## begin MATERIAL FOR THE TASK
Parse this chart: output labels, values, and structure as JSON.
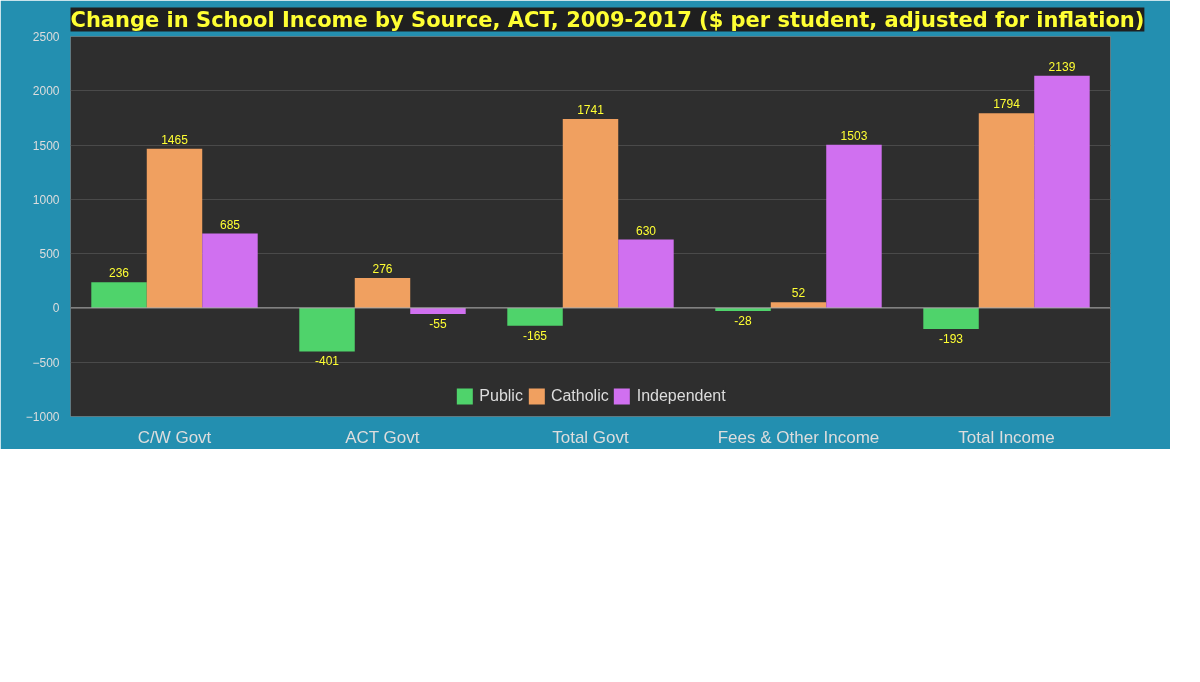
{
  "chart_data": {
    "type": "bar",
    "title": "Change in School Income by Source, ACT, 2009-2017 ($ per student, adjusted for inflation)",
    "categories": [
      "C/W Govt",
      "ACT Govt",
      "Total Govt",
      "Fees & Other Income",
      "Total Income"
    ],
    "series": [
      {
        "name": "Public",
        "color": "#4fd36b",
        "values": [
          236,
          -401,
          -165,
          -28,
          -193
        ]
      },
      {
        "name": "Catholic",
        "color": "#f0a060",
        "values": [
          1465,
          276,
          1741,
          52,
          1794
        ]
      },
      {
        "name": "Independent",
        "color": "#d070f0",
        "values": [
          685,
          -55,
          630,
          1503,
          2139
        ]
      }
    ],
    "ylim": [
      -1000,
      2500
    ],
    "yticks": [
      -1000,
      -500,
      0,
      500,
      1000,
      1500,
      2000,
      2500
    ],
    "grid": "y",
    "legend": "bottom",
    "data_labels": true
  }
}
## end MATERIAL FOR THE TASK
## begin MATERIAL FOR THE TASK
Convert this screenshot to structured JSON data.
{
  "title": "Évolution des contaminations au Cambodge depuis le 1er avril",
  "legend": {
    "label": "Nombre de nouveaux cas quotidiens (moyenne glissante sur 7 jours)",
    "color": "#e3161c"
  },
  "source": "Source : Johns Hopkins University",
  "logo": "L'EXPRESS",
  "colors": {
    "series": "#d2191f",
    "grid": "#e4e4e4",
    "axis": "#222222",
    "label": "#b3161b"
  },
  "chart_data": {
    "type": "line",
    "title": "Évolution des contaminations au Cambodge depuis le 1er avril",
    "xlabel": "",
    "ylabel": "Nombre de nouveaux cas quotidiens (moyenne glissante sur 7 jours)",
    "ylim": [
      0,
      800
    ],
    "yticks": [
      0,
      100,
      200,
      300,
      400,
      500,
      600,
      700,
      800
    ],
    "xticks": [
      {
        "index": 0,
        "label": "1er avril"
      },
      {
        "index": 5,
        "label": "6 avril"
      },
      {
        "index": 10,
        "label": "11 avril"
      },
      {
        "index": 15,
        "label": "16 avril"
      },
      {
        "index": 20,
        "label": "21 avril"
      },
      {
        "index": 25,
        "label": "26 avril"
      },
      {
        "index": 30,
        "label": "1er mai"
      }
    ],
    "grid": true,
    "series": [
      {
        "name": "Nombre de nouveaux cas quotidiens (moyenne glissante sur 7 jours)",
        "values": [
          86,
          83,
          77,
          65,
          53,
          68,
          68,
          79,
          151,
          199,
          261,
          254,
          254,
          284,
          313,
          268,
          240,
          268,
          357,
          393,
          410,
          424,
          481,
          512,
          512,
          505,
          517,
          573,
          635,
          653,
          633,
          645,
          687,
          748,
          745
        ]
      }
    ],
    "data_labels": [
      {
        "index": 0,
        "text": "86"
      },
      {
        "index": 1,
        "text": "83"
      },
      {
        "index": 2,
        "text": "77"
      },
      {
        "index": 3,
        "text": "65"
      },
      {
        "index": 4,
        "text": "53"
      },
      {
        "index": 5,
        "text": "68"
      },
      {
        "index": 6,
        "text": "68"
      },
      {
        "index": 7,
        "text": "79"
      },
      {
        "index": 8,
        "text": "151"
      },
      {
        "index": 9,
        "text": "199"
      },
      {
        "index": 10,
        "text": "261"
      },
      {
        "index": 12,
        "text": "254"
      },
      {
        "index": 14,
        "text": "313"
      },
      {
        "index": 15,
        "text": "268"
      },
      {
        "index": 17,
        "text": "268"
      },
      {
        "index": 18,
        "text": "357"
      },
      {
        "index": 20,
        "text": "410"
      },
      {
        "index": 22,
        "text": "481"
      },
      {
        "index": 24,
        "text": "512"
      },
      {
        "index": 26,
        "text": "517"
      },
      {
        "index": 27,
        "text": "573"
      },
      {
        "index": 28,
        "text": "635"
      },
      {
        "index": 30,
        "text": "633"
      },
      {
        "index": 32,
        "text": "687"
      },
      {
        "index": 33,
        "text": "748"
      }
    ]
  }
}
## end MATERIAL FOR THE TASK
TASK OBJECTIVE:
Pick out the lines above containing the word "title", then copy them.

COMPLETE ANSWER:
    "title": "Change in School Income by Source, ACT, 2009-2017 ($ per student, adjusted for inflation)",
  "title": "Évolution des contaminations au Cambodge depuis le 1er avril",
    "title": "Évolution des contaminations au Cambodge depuis le 1er avril",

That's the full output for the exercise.